_Materials provided_

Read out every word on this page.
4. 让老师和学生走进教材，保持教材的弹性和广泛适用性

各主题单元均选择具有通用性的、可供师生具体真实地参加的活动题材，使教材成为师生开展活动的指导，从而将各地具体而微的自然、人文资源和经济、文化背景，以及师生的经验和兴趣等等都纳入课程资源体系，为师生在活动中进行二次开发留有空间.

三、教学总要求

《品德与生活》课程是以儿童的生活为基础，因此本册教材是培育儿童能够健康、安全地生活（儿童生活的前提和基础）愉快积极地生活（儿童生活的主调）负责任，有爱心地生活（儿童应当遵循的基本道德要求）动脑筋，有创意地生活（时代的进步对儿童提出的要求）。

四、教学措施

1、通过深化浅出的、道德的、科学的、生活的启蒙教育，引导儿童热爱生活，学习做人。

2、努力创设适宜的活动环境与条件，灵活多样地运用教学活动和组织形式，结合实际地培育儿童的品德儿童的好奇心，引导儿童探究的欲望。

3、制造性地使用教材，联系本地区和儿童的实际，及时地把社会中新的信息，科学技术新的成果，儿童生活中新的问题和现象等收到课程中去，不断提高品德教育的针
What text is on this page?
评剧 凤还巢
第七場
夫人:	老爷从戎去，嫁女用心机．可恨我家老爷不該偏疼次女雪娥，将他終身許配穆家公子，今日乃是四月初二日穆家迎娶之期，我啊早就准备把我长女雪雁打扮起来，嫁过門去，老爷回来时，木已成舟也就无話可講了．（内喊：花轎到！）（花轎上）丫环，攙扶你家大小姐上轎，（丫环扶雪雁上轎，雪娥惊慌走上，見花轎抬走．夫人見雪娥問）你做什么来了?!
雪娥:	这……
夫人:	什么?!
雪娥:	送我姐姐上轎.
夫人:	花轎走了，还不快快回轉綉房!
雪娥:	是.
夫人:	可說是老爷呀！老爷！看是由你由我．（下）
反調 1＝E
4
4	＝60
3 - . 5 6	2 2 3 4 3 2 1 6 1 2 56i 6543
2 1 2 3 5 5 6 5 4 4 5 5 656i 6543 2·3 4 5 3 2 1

_Given request_
Using the listing above, pull out all lines that hold the word "page".

_Written answer_
Read out every word on this page.
What text is on this page?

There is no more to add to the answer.